====== Entries provided ======

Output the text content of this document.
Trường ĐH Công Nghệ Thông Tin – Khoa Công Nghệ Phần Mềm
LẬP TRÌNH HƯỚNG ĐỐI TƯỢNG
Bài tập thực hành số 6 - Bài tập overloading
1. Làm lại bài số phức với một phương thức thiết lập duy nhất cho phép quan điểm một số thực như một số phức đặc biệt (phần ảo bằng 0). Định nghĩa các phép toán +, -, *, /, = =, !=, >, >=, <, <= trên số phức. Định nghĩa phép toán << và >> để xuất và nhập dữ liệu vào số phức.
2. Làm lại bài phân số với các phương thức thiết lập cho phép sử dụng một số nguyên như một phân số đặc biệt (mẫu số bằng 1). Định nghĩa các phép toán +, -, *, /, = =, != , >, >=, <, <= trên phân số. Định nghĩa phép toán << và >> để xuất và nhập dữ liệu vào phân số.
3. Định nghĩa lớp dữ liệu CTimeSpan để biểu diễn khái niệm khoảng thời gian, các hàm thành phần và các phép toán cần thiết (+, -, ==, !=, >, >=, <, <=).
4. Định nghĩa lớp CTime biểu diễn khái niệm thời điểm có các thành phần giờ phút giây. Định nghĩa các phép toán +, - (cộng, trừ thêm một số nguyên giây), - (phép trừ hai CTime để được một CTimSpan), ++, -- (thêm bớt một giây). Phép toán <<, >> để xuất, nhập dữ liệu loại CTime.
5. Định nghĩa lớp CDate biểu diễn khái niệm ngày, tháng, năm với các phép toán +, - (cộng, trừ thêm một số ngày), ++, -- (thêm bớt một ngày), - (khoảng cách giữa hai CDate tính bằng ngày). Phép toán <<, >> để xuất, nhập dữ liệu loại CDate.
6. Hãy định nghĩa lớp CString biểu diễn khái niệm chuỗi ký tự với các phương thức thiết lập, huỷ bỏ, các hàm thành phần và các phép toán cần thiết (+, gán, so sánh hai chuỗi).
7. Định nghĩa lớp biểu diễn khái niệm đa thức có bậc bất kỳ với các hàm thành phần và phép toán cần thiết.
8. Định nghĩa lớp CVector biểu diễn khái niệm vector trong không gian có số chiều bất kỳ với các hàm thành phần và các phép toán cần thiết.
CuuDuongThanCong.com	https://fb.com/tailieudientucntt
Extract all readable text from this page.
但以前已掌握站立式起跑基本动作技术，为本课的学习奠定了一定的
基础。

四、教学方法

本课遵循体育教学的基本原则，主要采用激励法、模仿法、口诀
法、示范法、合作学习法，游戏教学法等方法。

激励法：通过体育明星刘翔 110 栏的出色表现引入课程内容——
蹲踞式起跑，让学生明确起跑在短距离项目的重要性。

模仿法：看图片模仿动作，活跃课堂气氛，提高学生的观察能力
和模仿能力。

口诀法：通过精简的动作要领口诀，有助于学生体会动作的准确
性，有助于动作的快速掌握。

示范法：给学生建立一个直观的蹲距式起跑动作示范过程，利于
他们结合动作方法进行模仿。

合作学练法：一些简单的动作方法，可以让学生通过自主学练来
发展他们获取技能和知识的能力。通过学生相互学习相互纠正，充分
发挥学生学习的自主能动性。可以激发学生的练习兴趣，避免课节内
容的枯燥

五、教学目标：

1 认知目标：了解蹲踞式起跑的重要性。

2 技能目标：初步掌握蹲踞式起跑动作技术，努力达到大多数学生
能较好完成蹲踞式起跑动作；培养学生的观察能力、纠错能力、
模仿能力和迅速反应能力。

======

◆ **What is required**: Repeat the records above exactly as they appear.

◆ **In response**:
Output the text content of this document.
Trường ĐH Công Nghệ Thông Tin – Khoa Công Nghệ Phần Mềm
LẬP TRÌNH HƯỚNG ĐỐI TƯỢNG
Bài tập thực hành số 6 - Bài tập overloading
1. Làm lại bài số phức với một phương thức thiết lập duy nhất cho phép quan điểm một số thực như một số phức đặc biệt (phần ảo bằng 0). Định nghĩa các phép toán +, -, *, /, = =, !=, >, >=, <, <= trên số phức. Định nghĩa phép toán << và >> để xuất và nhập dữ liệu vào số phức.
2. Làm lại bài phân số với các phương thức thiết lập cho phép sử dụng một số nguyên như một phân số đặc biệt (mẫu số bằng 1). Định nghĩa các phép toán +, -, *, /, = =, != , >, >=, <, <= trên phân số. Định nghĩa phép toán << và >> để xuất và nhập dữ liệu vào phân số.
3. Định nghĩa lớp dữ liệu CTimeSpan để biểu diễn khái niệm khoảng thời gian, các hàm thành phần và các phép toán cần thiết (+, -, ==, !=, >, >=, <, <=).
4. Định nghĩa lớp CTime biểu diễn khái niệm thời điểm có các thành phần giờ phút giây. Định nghĩa các phép toán +, - (cộng, trừ thêm một số nguyên giây), - (phép trừ hai CTime để được một CTimSpan), ++, -- (thêm bớt một giây). Phép toán <<, >> để xuất, nhập dữ liệu loại CTime.
5. Định nghĩa lớp CDate biểu diễn khái niệm ngày, tháng, năm với các phép toán +, - (cộng, trừ thêm một số ngày), ++, -- (thêm bớt một ngày), - (khoảng cách giữa hai CDate tính bằng ngày). Phép toán <<, >> để xuất, nhập dữ liệu loại CDate.
6. Hãy định nghĩa lớp CString biểu diễn khái niệm chuỗi ký tự với các phương thức thiết lập, huỷ bỏ, các hàm thành phần và các phép toán cần thiết (+, gán, so sánh hai chuỗi).
7. Định nghĩa lớp biểu diễn khái niệm đa thức có bậc bất kỳ với các hàm thành phần và phép toán cần thiết.
8. Định nghĩa lớp CVector biểu diễn khái niệm vector trong không gian có số chiều bất kỳ với các hàm thành phần và các phép toán cần thiết.
CuuDuongThanCong.com	https://fb.com/tailieudientucntt
Extract all readable text from this page.
但以前已掌握站立式起跑基本动作技术，为本课的学习奠定了一定的
基础。

四、教学方法

本课遵循体育教学的基本原则，主要采用激励法、模仿法、口诀
法、示范法、合作学习法，游戏教学法等方法。

激励法：通过体育明星刘翔 110 栏的出色表现引入课程内容——
蹲踞式起跑，让学生明确起跑在短距离项目的重要性。

模仿法：看图片模仿动作，活跃课堂气氛，提高学生的观察能力
和模仿能力。

口诀法：通过精简的动作要领口诀，有助于学生体会动作的准确
性，有助于动作的快速掌握。

示范法：给学生建立一个直观的蹲距式起跑动作示范过程，利于
他们结合动作方法进行模仿。

合作学练法：一些简单的动作方法，可以让学生通过自主学练来
发展他们获取技能和知识的能力。通过学生相互学习相互纠正，充分
发挥学生学习的自主能动性。可以激发学生的练习兴趣，避免课节内
容的枯燥

五、教学目标：

1 认知目标：了解蹲踞式起跑的重要性。

2 技能目标：初步掌握蹲踞式起跑动作技术，努力达到大多数学生
能较好完成蹲踞式起跑动作；培养学生的观察能力、纠错能力、
模仿能力和迅速反应能力。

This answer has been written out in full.